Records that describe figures
--- BEGIN ---

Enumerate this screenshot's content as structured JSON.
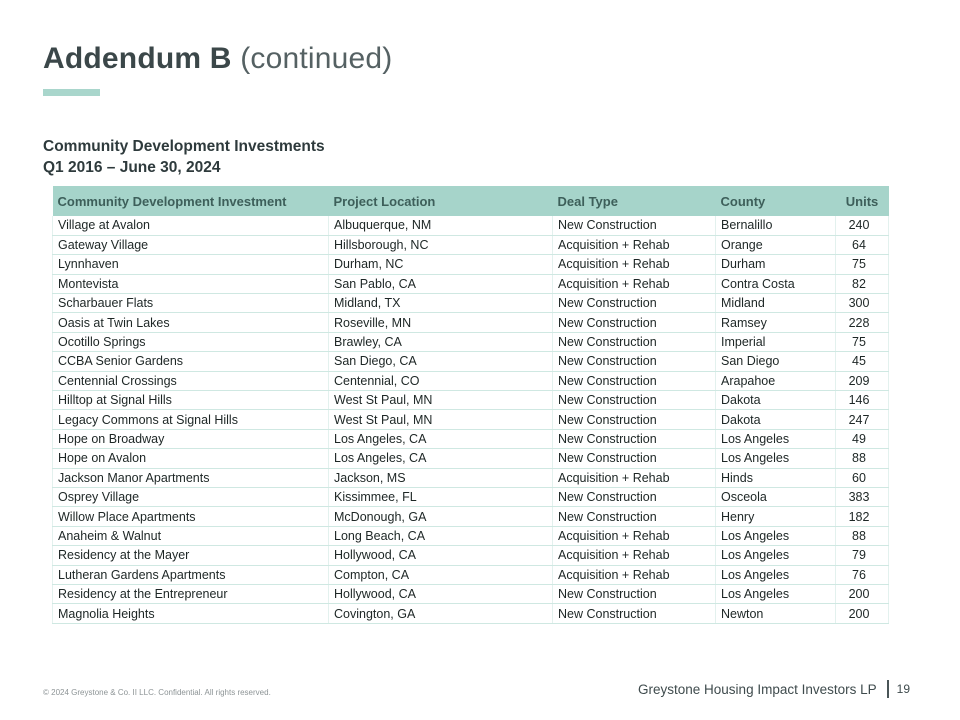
{
  "slide": {
    "title_main": "Addendum B",
    "title_suffix": " (continued)",
    "subtitle_line1": "Community Development Investments",
    "subtitle_line2": "Q1 2016 – June 30, 2024"
  },
  "table": {
    "columns": [
      "Community Development Investment",
      "Project Location",
      "Deal Type",
      "County",
      "Units"
    ],
    "rows": [
      [
        "Village at Avalon",
        "Albuquerque, NM",
        "New Construction",
        "Bernalillo",
        "240"
      ],
      [
        "Gateway Village",
        "Hillsborough, NC",
        "Acquisition + Rehab",
        "Orange",
        "64"
      ],
      [
        "Lynnhaven",
        "Durham, NC",
        "Acquisition + Rehab",
        "Durham",
        "75"
      ],
      [
        "Montevista",
        "San Pablo, CA",
        "Acquisition + Rehab",
        "Contra Costa",
        "82"
      ],
      [
        "Scharbauer Flats",
        "Midland, TX",
        "New Construction",
        "Midland",
        "300"
      ],
      [
        "Oasis at Twin Lakes",
        "Roseville, MN",
        "New Construction",
        "Ramsey",
        "228"
      ],
      [
        "Ocotillo Springs",
        "Brawley, CA",
        "New Construction",
        "Imperial",
        "75"
      ],
      [
        "CCBA Senior Gardens",
        "San Diego, CA",
        "New Construction",
        "San Diego",
        "45"
      ],
      [
        "Centennial Crossings",
        "Centennial, CO",
        "New Construction",
        "Arapahoe",
        "209"
      ],
      [
        "Hilltop at Signal Hills",
        "West St Paul, MN",
        "New Construction",
        "Dakota",
        "146"
      ],
      [
        "Legacy Commons at Signal Hills",
        "West St Paul, MN",
        "New Construction",
        "Dakota",
        "247"
      ],
      [
        "Hope on Broadway",
        "Los Angeles, CA",
        "New Construction",
        "Los Angeles",
        "49"
      ],
      [
        "Hope on Avalon",
        "Los Angeles, CA",
        "New Construction",
        "Los Angeles",
        "88"
      ],
      [
        "Jackson Manor Apartments",
        "Jackson, MS",
        "Acquisition + Rehab",
        "Hinds",
        "60"
      ],
      [
        "Osprey Village",
        "Kissimmee, FL",
        "New Construction",
        "Osceola",
        "383"
      ],
      [
        "Willow Place Apartments",
        "McDonough, GA",
        "New Construction",
        "Henry",
        "182"
      ],
      [
        "Anaheim & Walnut",
        "Long Beach, CA",
        "Acquisition + Rehab",
        "Los Angeles",
        "88"
      ],
      [
        "Residency at the Mayer",
        "Hollywood, CA",
        "Acquisition + Rehab",
        "Los Angeles",
        "79"
      ],
      [
        "Lutheran Gardens Apartments",
        "Compton, CA",
        "Acquisition + Rehab",
        "Los Angeles",
        "76"
      ],
      [
        "Residency at the Entrepreneur",
        "Hollywood, CA",
        "New Construction",
        "Los Angeles",
        "200"
      ],
      [
        "Magnolia Heights",
        "Covington, GA",
        "New Construction",
        "Newton",
        "200"
      ]
    ]
  },
  "footer": {
    "copyright": "© 2024 Greystone & Co. II LLC. Confidential. All rights reserved.",
    "company": "Greystone Housing Impact Investors LP",
    "page_number": "19"
  },
  "colors": {
    "accent_teal": "#a9d6cc",
    "table_header_bg": "#a6d4ca",
    "table_header_text": "#3d5f5a",
    "row_divider": "#cfe8e2",
    "body_text": "#1d2625"
  }
}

--- END ---

[STATED PROBLEM]: Go through the lines above. Select every one that has the string "Centennial".

[COMPLETE RESPONSE]:
        "Centennial Crossings",
        "Centennial, CO",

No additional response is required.